• WORK TO DO: Copy each line below that contains "Paint".

• GIVEN INFORMATION:
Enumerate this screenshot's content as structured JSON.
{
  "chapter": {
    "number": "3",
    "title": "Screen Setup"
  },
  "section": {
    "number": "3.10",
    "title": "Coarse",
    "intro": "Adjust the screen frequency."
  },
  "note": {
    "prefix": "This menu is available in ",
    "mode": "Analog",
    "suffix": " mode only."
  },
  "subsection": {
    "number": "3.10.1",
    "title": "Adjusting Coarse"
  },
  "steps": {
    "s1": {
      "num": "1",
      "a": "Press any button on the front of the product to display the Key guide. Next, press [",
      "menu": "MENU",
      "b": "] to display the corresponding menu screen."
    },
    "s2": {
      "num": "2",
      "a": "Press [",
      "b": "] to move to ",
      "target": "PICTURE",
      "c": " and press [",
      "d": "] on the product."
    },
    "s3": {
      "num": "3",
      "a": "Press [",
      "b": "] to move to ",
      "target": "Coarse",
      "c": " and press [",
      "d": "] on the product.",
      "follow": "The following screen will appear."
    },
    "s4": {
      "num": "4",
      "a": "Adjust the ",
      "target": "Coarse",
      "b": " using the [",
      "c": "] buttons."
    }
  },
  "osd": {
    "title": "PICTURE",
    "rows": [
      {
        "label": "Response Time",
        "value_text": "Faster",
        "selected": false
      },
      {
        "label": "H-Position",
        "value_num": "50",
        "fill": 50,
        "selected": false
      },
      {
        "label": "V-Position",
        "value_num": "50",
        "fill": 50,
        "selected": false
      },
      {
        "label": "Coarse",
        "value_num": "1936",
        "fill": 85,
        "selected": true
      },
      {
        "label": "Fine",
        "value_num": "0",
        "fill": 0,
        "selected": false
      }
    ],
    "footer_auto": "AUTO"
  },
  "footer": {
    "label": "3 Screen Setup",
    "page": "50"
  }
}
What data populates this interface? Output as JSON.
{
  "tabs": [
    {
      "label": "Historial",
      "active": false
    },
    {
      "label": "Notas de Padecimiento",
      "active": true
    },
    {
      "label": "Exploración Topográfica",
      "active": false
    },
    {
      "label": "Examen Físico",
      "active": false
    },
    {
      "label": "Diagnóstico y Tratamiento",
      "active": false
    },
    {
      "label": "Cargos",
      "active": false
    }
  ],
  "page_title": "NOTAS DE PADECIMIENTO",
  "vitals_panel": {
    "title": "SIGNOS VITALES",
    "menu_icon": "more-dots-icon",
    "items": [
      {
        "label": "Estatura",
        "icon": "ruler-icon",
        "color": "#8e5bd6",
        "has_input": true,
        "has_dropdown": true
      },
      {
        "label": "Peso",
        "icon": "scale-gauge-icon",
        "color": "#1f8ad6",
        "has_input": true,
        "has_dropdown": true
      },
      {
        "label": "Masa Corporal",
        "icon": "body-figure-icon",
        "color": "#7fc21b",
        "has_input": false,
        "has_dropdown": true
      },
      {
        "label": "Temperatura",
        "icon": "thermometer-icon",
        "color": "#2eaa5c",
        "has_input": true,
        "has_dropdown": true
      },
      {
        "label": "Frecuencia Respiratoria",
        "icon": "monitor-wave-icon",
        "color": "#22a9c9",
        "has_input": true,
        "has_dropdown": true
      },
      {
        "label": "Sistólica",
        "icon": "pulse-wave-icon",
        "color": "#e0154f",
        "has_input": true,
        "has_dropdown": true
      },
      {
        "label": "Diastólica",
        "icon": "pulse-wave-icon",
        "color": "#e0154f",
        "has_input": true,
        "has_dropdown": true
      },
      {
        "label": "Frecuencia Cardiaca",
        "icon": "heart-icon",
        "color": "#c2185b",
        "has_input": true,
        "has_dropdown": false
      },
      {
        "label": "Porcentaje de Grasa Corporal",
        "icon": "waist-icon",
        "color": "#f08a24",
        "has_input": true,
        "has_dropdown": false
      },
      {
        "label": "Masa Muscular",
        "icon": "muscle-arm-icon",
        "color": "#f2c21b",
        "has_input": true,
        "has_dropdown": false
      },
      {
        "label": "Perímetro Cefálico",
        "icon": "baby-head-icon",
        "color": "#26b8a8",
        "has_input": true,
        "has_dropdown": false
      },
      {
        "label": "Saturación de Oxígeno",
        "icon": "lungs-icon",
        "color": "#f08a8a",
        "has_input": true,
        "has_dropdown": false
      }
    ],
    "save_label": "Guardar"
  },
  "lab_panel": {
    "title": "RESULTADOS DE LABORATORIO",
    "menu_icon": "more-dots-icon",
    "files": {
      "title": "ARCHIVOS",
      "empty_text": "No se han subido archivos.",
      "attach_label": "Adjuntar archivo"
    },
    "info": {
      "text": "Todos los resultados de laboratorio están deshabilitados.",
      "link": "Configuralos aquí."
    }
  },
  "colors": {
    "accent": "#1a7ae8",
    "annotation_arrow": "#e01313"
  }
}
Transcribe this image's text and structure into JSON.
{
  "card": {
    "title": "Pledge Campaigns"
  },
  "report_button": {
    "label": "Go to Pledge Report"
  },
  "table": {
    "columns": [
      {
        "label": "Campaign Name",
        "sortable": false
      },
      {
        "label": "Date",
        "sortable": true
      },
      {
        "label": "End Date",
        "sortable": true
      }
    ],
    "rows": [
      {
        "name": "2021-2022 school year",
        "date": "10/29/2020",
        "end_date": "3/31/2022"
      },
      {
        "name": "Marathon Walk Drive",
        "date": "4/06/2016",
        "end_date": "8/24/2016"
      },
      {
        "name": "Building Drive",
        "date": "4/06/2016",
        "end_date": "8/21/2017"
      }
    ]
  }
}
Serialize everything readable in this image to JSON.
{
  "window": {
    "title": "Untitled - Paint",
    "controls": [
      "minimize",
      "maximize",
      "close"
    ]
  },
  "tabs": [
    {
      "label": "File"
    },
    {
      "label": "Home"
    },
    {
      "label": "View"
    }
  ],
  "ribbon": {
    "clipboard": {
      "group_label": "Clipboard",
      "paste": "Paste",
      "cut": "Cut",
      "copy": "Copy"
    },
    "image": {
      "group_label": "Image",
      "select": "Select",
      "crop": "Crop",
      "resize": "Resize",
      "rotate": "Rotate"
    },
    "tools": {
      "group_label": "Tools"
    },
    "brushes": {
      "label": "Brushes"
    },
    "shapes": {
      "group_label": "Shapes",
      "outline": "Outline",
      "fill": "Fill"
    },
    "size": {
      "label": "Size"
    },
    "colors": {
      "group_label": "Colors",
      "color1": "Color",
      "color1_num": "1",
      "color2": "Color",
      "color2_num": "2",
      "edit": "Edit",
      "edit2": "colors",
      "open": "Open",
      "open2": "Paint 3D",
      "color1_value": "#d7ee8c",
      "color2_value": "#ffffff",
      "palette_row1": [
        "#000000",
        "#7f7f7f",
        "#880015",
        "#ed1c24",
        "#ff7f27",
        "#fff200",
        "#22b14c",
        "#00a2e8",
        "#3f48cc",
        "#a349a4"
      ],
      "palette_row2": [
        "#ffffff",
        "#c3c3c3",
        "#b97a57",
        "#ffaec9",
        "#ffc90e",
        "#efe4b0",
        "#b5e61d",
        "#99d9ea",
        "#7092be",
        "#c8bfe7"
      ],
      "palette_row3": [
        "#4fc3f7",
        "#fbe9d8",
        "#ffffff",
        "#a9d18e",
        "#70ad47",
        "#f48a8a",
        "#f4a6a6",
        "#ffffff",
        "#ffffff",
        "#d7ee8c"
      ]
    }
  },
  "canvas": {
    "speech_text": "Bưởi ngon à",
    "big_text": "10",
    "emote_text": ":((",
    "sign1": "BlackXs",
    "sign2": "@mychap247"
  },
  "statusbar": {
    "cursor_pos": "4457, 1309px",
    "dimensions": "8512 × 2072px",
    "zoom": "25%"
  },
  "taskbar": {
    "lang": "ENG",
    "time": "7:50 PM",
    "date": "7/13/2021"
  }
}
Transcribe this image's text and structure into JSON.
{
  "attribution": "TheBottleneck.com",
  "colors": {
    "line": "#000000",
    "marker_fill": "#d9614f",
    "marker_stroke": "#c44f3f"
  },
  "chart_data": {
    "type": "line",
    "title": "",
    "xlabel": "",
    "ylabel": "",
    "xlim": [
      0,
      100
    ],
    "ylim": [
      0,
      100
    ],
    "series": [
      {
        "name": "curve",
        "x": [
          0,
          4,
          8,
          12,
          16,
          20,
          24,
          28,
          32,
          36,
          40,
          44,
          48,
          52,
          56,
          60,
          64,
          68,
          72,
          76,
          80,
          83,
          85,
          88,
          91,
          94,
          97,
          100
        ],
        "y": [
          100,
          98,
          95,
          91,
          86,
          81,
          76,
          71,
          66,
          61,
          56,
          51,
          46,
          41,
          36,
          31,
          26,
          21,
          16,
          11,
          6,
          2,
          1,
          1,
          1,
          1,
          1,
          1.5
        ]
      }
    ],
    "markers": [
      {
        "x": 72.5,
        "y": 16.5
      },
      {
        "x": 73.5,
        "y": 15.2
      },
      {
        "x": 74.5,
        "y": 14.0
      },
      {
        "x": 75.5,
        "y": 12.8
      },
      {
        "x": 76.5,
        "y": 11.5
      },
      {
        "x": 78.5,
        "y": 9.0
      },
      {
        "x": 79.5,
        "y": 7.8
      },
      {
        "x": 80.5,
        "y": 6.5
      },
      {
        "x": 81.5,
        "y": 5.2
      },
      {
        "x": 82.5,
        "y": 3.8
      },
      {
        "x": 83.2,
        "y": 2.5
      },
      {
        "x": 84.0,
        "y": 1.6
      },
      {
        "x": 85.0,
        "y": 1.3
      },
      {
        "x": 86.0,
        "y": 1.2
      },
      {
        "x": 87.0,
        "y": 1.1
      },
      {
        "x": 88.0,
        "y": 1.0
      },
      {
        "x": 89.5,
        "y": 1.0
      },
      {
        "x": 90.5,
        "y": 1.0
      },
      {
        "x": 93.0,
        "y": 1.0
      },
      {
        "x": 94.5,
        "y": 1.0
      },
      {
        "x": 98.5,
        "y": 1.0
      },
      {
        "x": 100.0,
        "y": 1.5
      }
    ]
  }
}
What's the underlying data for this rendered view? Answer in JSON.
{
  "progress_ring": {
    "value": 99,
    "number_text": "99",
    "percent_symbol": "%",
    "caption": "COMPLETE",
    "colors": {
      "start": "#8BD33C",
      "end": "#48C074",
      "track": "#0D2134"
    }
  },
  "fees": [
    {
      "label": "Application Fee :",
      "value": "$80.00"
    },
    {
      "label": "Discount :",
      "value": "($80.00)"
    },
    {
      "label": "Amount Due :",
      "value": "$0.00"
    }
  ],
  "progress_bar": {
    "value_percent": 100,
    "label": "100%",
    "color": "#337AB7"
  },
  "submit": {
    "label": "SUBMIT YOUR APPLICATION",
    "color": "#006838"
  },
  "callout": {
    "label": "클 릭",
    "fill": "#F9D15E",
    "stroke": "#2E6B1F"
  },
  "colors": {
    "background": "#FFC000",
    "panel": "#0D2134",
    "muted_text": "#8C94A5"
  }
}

• RIGHT ANSWER:
    "title": "Untitled - Paint",
      "open2": "Paint 3D",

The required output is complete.